◆ **Extract provided**:
###
These were all clues that there was some fundamental strategy behind these activities but I was missing the big picture. Digging through various tweets originating from presentations from Helen Arnold, I finally found a tweet from September 2016 that provided the missing piece of the puzzle:
There are various aspects of this slide that are interesting. For example, SAP “data sources” contains the icons for SAP, Altiscale, Success Factors, FieldGlass and Concur. I’d already found indications that were possibilities of BDN/SuccessFactors cooperation regarding HR data but the other SAP companies were new to me. Many of the other topics present in the slide - “Visualization”, “Commercialization”, etc. were also evident in job offers mentioned above.
Note: Before you start suggesting that this is old data, job offerings for the BDN are still present (for example, Berlin: 03-2017)
A recent interview with Arnold provides a very broad description of the possibilities in this area:
Today, innovations comprising data and their intelligent utilisation are a decisive competitive factor – practically the key element on the path to digital transformation. The consequence: companies of all kinds and sizes are asking themselves the question of how they can use the available data to generate added value in the form of new business models, efficiency improvements and innovations. Fundamentally, it is therefore about supporting our customers in implementing their data strategy and developing new data-driven business models with comprehensive solutions and implementation strategies.
BDN provides SAP a variety of opportunities beyond the pure commercialization of data – it can also provide consulting efforts to customers in two associated areas.
- It can help customers prepare their data for commercialization via the BDN. Typical questions in such efforts: What data can be monetized? How do you sell it? How do I deal with the legal aspects of providing my data to others?
###
◆ **Study material**:
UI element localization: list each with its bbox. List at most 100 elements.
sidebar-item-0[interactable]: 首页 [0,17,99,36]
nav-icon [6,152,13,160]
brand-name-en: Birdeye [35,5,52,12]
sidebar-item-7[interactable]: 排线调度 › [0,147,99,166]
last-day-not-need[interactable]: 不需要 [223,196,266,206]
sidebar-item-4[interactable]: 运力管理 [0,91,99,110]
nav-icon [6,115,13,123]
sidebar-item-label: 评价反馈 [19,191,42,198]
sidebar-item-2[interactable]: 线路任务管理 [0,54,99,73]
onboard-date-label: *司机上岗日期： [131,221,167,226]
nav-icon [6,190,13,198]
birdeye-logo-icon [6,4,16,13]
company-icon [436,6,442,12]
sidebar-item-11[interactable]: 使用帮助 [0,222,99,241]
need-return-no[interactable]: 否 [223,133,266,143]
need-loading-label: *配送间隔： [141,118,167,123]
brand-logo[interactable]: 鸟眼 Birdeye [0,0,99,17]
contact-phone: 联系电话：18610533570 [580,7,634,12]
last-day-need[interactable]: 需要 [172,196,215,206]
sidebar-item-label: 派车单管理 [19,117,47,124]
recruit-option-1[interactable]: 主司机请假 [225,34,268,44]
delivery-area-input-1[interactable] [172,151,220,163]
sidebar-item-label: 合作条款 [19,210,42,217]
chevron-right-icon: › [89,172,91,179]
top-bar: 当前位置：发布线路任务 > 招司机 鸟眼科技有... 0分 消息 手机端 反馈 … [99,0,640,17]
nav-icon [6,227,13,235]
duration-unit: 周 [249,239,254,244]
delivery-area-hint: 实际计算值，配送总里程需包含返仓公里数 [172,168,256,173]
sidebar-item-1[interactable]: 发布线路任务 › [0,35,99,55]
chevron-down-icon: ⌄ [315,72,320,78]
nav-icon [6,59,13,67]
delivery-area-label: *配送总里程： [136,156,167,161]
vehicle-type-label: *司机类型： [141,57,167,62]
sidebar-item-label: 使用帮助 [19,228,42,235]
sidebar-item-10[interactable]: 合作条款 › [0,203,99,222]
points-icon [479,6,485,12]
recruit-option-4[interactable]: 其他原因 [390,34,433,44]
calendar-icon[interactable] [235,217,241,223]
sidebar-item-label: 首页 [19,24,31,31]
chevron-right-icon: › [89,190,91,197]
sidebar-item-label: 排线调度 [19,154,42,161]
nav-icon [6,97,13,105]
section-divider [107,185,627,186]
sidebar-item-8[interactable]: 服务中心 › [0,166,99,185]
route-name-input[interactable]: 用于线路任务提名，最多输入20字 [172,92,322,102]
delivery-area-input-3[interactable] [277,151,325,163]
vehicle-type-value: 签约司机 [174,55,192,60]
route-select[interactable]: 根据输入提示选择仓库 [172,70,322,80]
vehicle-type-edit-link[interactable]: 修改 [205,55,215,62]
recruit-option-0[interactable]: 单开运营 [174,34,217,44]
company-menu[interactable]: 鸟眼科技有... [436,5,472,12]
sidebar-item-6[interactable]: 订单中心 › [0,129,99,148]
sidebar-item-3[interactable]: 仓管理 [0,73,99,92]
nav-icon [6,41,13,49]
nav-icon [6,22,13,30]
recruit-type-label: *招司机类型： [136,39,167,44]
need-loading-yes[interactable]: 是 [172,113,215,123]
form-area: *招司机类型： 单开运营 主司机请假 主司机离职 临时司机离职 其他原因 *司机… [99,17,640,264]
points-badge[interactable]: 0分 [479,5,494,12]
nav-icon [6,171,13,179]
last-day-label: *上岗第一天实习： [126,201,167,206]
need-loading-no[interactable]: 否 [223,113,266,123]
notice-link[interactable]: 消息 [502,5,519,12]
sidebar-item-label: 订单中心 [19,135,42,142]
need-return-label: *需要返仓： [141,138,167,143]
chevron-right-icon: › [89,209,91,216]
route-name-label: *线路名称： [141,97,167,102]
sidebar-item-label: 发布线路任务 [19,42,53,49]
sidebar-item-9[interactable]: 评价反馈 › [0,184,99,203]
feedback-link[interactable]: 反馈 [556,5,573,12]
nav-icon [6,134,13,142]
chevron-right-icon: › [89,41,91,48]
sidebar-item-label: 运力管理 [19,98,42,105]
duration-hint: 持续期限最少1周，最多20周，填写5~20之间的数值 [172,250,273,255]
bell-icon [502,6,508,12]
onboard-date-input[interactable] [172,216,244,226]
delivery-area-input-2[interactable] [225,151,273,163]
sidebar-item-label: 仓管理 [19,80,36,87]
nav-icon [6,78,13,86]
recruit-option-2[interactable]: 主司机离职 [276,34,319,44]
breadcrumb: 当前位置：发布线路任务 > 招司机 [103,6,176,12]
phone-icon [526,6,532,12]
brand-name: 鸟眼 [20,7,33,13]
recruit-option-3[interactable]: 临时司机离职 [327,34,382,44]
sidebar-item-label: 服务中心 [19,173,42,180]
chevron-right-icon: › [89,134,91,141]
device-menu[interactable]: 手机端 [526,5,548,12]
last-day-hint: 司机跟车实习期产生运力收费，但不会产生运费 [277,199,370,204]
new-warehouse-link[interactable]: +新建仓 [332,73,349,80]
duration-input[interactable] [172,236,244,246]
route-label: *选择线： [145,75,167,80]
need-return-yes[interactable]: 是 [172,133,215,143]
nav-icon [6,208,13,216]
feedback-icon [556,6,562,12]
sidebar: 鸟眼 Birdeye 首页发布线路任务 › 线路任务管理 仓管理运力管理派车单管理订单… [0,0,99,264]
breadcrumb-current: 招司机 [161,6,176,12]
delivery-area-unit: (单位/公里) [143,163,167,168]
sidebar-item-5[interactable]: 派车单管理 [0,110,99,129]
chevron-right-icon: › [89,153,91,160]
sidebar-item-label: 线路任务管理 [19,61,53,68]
###
◆ **Tasks to carry out**:
1. Answer these questions using the passage on SAP's BDN.
(a) In what month and year was the tweet that supplied the missing piece of the puzzle posted?
(b) Which icons does the slide show under SAP "data sources"?
(c) Besides the pure commercialization of data, what can BDN offer customers?
2. Continue the passage on SAP's BDN from its last sentence.

◆ **Responses to the exercise**:
1.
(a) September 2016.
(b) SAP, Altiscale, Success Factors, FieldGlass and Concur.
(c) Consulting efforts in two associated areas.

2.
- It can also support customers in using BDN-based data to augment existing processes. For example, retail activities (via Hybris) that permit the creation of marketing campaigns with data from other services – for example, from SAP Vehicle Network . Or regarding HR decisions as described in a recent diginomica blog from Phil Wainewright: “If we’re just looking at the HR data, it’s not enough to drive effective recommendations and insights. You have to incorporate broader sets.”
These three areas were also depicted in Arnold’s presentation last year:
Underlying such activities is an understanding of the importance of exploiting this data. This realization has been made by many companies including SAP and Uber. One important difference between SAP and Uber is that Uber is sharing their data while much of SAP’s data looks like it will be commercially available:
As Uber drivers move through a city, they’re constantly collecting information,” project manager Jordan Gilbertson told The Verge. “We’re generating this data, and it’s super valuable to people. There’s no reason not to share it.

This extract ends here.